┌─ Input data

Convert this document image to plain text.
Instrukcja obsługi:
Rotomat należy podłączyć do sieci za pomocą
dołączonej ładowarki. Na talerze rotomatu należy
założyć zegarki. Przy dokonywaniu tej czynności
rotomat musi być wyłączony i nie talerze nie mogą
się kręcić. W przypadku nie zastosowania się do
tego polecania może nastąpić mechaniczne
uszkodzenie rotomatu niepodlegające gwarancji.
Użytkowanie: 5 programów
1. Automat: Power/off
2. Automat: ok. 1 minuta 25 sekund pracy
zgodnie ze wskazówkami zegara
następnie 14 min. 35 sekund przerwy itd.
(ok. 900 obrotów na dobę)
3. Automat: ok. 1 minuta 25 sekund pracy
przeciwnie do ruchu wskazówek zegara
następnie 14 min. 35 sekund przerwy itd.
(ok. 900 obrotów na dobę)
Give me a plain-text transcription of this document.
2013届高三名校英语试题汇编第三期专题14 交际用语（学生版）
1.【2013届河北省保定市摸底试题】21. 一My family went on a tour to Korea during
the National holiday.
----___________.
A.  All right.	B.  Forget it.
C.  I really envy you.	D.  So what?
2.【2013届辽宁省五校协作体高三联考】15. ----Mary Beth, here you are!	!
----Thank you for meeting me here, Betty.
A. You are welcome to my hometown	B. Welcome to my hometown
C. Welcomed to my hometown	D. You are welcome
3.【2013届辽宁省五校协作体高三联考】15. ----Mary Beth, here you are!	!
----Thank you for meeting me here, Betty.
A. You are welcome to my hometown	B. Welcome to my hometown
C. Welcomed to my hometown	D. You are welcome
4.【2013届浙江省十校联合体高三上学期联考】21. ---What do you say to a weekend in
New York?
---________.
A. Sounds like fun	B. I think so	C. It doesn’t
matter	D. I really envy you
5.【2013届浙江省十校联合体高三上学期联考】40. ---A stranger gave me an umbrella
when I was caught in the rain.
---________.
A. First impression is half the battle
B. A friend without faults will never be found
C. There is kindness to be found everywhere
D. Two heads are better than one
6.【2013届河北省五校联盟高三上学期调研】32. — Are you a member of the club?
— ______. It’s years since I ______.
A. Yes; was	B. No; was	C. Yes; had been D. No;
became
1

└─

> _Task_:
Go through the records. Copy each line where "this" appears.

> _Worked solution_:
Convert this document image to plain text.
Give me a plain-text transcription of this document.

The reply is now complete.